Exercise description
Go through the entries one line at a time, and gather every line that has the word "Length".

Data records

>>

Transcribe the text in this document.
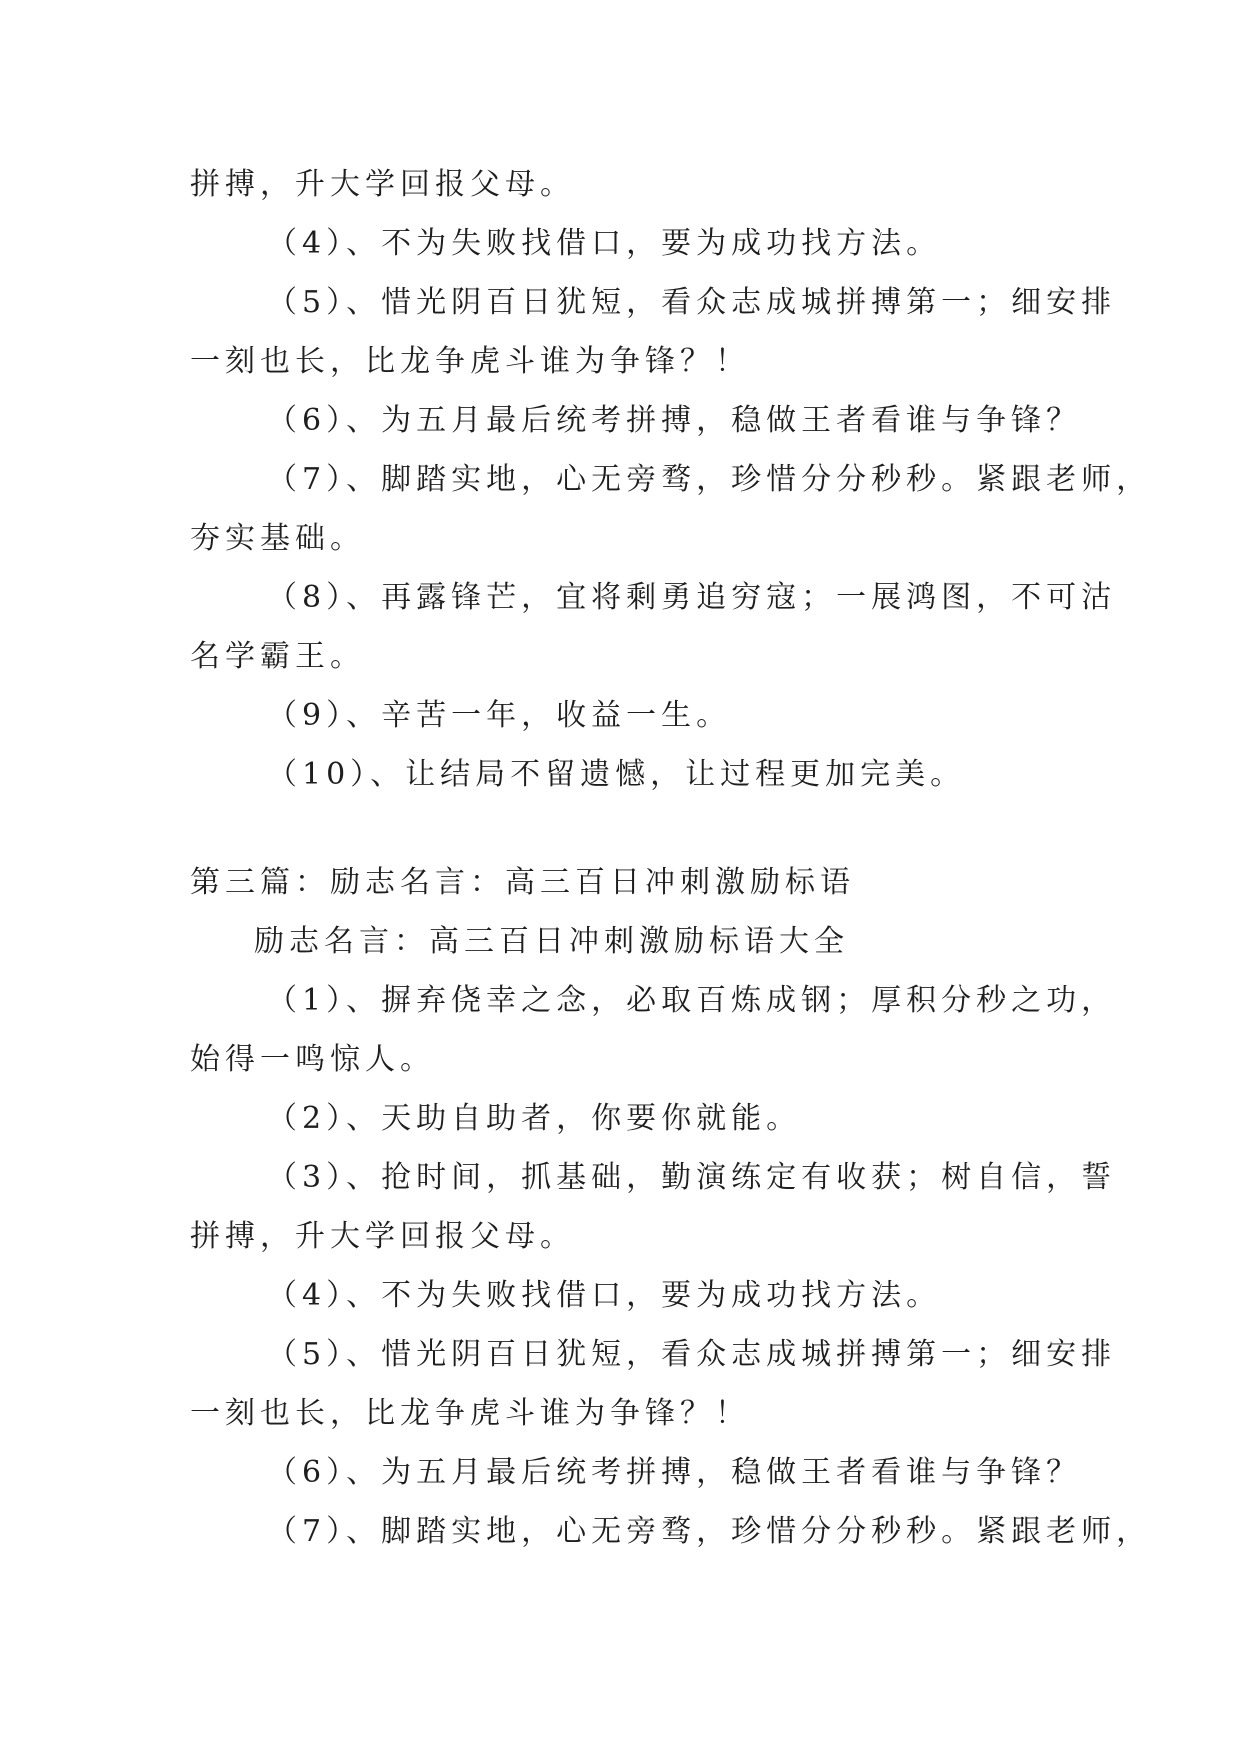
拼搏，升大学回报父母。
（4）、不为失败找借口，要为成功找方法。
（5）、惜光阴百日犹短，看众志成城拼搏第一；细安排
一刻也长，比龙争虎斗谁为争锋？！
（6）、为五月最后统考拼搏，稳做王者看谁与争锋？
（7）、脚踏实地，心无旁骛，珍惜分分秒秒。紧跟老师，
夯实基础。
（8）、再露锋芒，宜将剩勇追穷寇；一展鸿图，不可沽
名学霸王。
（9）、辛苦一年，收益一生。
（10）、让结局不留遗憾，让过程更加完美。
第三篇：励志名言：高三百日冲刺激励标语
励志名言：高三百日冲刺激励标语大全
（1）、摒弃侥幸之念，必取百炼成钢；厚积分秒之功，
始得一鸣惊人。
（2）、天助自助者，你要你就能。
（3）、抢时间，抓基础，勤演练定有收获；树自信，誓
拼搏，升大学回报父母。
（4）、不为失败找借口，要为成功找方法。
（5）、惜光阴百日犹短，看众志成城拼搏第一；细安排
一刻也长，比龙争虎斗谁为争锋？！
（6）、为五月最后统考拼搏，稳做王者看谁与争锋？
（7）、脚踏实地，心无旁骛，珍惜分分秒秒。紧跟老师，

<<
>>

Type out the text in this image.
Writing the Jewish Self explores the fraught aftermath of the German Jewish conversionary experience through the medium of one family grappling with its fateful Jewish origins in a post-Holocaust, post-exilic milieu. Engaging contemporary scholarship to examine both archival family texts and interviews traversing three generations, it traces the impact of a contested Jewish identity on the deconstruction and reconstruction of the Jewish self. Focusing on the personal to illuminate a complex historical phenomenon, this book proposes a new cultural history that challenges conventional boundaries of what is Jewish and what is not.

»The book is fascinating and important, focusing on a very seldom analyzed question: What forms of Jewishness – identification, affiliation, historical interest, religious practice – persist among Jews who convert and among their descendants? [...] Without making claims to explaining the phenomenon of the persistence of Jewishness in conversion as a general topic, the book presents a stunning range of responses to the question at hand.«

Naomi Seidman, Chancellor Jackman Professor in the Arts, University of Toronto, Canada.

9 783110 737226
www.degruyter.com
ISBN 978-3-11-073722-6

<<
>>

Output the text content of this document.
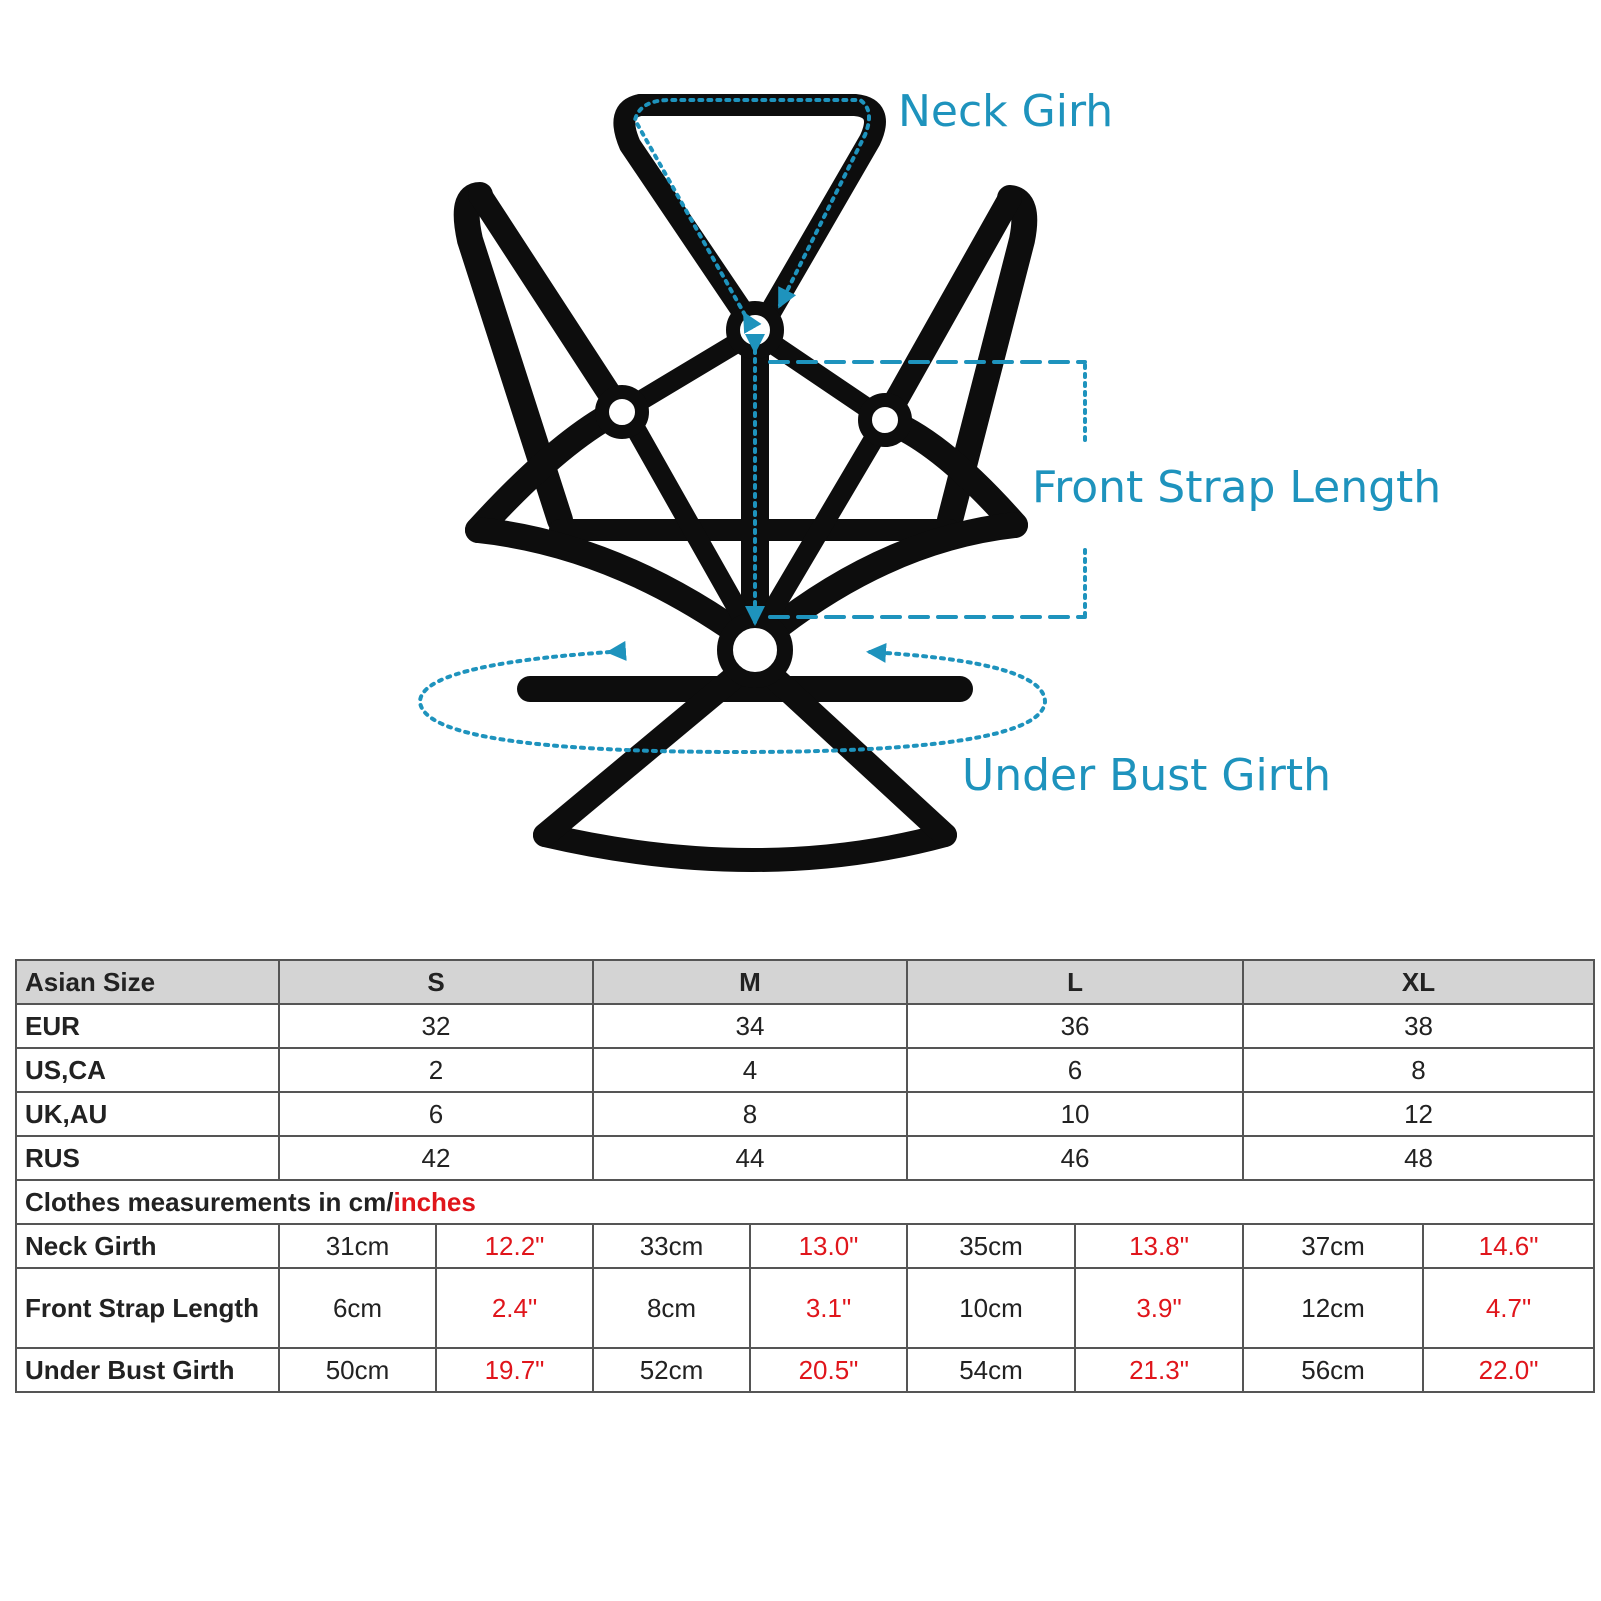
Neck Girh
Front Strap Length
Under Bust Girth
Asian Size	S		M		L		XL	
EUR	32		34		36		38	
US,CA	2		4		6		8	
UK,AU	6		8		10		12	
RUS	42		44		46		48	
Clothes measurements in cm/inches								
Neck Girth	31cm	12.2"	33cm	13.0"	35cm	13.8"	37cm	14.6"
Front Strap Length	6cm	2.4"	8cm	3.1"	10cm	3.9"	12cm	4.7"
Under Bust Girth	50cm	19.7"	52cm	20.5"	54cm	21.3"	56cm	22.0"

<<

Exercise answer
Front Strap Length
Front Strap Length	6cm	2.4"	8cm	3.1"	10cm	3.9"	12cm	4.7"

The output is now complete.